▶ PROBLEM: Pictures aside, quote the whole listing exactly.
### STORED RECORDS ###
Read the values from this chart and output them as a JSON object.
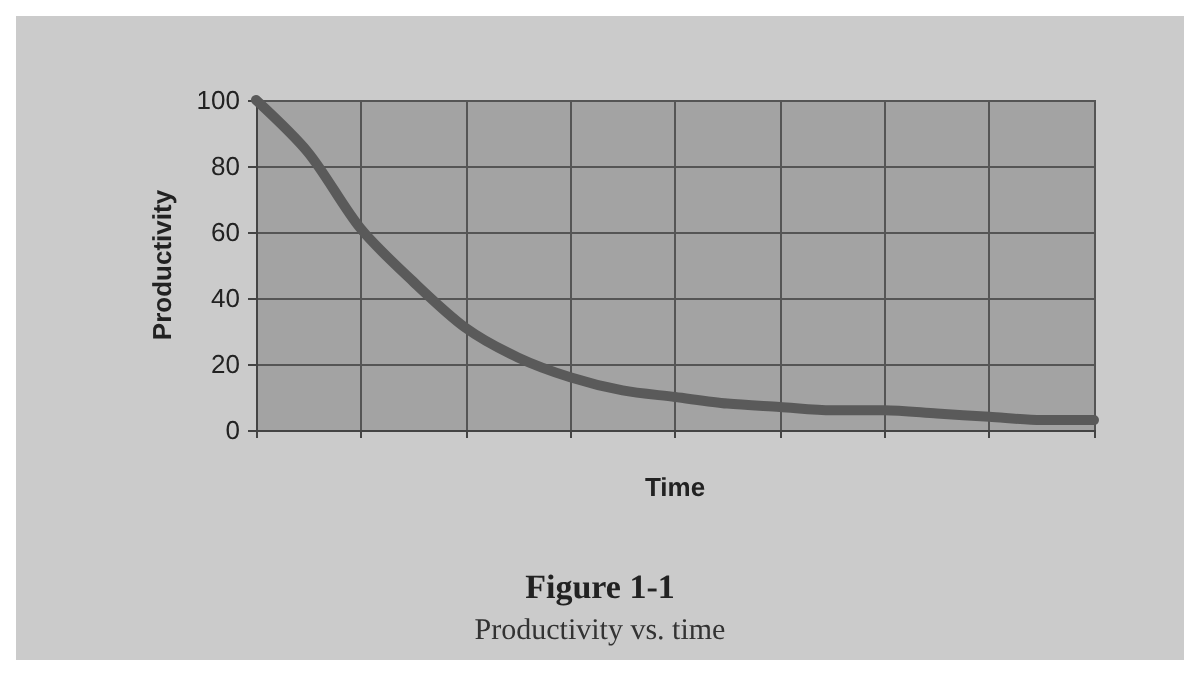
{
  "chart_data": {
    "type": "line",
    "title": "Figure 1-1",
    "subtitle": "Productivity vs. time",
    "xlabel": "Time",
    "ylabel": "Productivity",
    "categories": [
      null,
      null,
      null,
      null,
      null,
      null,
      null,
      null,
      null,
      null,
      null,
      null,
      null,
      null,
      null,
      null,
      null
    ],
    "series": [
      {
        "color": "#5a5a5a",
        "values": [
          100,
          84,
          61,
          45,
          31,
          22,
          16,
          12,
          10,
          8,
          7,
          6,
          6,
          5,
          4,
          3,
          3
        ]
      }
    ],
    "ylim": [
      0,
      100
    ],
    "yticks": [
      0,
      20,
      40,
      60,
      80,
      100
    ],
    "grid": true,
    "marker": "none",
    "line_style": "solid"
  }
}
###
▶ FULL OUTPUT:
Read the values from this chart and output them as a JSON object.
{
  "chart_data": {
    "type": "line",
    "title": "Figure 1-1",
    "subtitle": "Productivity vs. time",
    "xlabel": "Time",
    "ylabel": "Productivity",
    "categories": [
      null,
      null,
      null,
      null,
      null,
      null,
      null,
      null,
      null,
      null,
      null,
      null,
      null,
      null,
      null,
      null,
      null
    ],
    "series": [
      {
        "color": "#5a5a5a",
        "values": [
          100,
          84,
          61,
          45,
          31,
          22,
          16,
          12,
          10,
          8,
          7,
          6,
          6,
          5,
          4,
          3,
          3
        ]
      }
    ],
    "ylim": [
      0,
      100
    ],
    "yticks": [
      0,
      20,
      40,
      60,
      80,
      100
    ],
    "grid": true,
    "marker": "none",
    "line_style": "solid"
  }
}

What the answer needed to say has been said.